EXTRACTED DATA:
((
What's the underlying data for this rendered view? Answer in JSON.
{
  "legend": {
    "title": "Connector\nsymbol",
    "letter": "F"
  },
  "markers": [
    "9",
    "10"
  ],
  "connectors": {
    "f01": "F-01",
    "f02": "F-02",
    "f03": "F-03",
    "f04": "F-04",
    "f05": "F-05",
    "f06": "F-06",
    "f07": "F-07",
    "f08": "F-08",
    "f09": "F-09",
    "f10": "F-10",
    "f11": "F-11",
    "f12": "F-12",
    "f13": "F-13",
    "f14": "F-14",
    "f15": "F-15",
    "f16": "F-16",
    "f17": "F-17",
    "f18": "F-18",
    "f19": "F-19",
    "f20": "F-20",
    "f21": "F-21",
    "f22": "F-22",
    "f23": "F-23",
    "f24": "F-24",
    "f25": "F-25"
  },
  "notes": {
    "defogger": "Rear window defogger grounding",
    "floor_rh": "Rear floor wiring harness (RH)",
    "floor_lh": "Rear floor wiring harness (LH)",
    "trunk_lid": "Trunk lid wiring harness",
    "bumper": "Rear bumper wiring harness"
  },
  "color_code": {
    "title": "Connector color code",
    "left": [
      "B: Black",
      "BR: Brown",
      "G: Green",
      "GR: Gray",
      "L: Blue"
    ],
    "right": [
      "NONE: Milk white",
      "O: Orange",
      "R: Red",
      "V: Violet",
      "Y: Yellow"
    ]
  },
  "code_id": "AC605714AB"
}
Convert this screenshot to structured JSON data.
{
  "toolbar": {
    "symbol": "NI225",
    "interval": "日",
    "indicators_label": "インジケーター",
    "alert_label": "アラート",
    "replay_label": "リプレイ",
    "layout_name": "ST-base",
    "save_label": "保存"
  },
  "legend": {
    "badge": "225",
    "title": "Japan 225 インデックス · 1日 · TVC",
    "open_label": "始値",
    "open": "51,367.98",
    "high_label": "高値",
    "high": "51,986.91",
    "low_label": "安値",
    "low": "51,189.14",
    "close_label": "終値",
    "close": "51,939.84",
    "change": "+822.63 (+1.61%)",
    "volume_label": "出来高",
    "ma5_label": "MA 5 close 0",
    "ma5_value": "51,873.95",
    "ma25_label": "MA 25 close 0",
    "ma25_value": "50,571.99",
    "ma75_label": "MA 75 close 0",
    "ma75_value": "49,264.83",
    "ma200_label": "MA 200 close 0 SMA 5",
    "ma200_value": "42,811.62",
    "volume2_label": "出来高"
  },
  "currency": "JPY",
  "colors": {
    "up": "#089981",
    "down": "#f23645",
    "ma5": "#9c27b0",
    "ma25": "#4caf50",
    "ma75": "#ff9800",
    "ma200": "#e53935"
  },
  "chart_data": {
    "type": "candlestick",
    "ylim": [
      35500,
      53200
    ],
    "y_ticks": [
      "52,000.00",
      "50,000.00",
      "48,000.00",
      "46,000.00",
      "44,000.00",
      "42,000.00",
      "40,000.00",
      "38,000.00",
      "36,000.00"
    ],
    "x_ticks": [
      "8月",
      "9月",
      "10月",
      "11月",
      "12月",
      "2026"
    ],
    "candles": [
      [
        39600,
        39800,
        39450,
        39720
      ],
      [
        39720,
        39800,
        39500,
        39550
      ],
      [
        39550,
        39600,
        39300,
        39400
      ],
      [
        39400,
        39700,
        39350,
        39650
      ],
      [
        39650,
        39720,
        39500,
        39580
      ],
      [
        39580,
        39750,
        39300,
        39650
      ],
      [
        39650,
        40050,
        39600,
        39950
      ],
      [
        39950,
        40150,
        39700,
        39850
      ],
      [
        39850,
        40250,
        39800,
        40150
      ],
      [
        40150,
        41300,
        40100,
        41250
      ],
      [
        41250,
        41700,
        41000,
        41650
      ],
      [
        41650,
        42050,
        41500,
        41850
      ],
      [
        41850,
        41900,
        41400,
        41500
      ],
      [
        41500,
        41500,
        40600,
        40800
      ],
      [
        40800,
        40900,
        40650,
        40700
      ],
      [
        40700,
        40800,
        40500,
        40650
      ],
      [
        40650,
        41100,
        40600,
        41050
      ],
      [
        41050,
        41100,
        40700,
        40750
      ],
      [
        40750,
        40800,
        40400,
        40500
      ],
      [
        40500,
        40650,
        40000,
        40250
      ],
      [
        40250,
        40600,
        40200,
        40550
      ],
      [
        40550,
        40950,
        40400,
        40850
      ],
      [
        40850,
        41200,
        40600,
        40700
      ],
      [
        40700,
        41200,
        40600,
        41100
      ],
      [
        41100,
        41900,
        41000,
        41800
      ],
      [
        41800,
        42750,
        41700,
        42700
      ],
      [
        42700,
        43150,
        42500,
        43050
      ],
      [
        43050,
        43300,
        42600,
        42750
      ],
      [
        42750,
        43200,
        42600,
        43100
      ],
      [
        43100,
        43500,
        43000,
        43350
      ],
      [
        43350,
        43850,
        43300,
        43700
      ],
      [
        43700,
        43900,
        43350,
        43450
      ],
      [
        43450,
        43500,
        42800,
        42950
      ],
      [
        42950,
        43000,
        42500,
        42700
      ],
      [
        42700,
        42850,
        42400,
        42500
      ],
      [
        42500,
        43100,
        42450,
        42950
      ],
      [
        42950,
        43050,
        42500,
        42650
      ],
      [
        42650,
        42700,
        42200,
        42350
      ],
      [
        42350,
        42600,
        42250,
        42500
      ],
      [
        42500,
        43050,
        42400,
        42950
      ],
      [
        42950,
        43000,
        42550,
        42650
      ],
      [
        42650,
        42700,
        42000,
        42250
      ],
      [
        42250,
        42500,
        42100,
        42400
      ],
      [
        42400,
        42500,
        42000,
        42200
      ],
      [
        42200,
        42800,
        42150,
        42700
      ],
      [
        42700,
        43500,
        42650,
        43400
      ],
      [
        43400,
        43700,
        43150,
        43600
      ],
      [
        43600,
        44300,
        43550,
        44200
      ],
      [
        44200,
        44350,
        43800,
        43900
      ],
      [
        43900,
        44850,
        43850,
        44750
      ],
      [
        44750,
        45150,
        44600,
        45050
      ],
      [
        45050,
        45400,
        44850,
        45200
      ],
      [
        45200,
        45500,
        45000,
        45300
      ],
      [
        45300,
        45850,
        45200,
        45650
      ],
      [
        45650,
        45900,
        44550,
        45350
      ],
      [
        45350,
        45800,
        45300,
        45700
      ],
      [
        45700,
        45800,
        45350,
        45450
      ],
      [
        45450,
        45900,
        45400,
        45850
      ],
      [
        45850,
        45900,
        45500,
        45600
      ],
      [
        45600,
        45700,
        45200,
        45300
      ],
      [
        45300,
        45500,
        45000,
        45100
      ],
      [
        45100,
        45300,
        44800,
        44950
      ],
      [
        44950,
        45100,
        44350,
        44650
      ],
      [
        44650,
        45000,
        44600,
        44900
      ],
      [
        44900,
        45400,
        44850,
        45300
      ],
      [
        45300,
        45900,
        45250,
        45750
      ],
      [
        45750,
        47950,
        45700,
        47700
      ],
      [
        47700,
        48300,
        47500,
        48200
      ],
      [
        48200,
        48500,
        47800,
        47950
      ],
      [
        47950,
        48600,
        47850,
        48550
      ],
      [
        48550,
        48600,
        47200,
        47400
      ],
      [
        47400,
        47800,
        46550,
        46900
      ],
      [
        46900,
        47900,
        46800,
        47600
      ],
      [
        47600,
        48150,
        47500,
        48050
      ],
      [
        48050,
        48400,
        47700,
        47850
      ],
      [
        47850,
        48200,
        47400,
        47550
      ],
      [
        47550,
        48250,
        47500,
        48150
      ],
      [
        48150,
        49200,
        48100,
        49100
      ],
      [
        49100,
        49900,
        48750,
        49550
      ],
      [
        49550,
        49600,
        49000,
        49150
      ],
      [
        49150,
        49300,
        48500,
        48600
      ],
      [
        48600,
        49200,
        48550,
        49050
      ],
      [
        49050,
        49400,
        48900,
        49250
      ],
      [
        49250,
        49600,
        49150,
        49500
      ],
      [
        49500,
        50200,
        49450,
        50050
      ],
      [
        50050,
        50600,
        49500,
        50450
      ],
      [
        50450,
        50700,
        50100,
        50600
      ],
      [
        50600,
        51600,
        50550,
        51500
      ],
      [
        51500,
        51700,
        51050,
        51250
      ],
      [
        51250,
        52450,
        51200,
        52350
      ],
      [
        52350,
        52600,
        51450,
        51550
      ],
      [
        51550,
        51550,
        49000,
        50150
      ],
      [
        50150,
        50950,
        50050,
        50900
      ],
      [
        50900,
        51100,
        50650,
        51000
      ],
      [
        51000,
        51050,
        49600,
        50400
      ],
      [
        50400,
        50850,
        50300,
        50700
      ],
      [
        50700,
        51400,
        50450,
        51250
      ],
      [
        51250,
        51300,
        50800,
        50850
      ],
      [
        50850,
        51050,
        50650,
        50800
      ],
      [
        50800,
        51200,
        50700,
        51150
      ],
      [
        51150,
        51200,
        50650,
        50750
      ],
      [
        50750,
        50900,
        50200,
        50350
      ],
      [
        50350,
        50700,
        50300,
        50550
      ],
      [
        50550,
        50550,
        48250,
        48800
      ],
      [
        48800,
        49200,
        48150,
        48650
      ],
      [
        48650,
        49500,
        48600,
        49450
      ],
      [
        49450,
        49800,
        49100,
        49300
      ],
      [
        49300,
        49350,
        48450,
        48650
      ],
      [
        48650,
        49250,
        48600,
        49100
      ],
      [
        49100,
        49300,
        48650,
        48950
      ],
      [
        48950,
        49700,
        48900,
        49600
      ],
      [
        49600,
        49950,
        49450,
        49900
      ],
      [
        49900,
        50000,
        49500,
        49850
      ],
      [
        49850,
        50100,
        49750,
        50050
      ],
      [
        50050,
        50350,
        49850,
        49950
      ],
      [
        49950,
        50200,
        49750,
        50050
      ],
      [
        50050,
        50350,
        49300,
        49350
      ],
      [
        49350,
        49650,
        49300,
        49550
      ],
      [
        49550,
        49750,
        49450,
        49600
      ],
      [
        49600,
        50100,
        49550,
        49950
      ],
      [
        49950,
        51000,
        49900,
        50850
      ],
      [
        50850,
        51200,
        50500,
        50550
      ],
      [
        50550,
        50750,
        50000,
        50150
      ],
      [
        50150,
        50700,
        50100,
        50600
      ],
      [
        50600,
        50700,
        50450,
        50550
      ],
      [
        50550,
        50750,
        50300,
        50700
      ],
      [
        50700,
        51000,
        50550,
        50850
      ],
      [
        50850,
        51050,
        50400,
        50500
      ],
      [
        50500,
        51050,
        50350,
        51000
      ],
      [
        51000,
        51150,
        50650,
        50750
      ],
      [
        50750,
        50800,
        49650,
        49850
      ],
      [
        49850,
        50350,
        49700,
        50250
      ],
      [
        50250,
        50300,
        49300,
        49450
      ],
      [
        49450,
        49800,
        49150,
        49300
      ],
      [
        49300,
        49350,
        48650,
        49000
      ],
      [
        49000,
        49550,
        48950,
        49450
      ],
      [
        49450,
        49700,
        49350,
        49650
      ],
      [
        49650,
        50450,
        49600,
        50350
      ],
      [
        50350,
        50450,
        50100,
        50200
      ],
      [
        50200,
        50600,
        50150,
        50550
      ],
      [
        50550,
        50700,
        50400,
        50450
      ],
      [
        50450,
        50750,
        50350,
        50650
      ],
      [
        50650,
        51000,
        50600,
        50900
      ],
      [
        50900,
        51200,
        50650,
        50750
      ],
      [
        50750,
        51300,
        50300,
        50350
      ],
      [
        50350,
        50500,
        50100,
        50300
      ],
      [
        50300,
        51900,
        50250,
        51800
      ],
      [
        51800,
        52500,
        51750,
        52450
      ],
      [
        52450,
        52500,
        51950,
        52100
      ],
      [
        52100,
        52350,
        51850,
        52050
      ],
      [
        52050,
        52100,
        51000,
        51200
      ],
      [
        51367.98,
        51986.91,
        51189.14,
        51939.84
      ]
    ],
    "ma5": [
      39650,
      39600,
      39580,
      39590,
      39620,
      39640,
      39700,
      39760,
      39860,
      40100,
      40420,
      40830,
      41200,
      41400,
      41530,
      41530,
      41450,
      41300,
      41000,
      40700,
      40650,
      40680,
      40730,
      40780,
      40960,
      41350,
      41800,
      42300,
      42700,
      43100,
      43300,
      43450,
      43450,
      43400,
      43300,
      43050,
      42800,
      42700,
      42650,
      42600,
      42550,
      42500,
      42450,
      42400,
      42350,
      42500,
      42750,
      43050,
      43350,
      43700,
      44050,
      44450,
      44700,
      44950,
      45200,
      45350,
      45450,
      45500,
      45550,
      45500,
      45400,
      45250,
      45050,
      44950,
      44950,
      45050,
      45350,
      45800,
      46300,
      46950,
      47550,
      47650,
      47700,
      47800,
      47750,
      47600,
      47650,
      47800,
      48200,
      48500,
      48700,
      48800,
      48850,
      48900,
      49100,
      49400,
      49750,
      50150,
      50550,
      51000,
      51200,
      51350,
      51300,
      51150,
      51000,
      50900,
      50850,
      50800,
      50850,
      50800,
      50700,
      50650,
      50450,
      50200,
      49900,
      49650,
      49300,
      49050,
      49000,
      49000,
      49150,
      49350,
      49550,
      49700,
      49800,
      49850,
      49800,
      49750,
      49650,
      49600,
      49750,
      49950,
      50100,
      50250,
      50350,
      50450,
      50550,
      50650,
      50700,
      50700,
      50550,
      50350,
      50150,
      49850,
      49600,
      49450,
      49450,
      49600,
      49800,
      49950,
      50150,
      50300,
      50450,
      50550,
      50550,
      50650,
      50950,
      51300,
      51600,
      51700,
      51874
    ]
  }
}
))
AIM: Whichever lines contain the string "this", select and copy them.

COMPLETE ANSWER:
What's the underlying data for this rendered view? Answer in JSON.
Convert this screenshot to structured JSON data.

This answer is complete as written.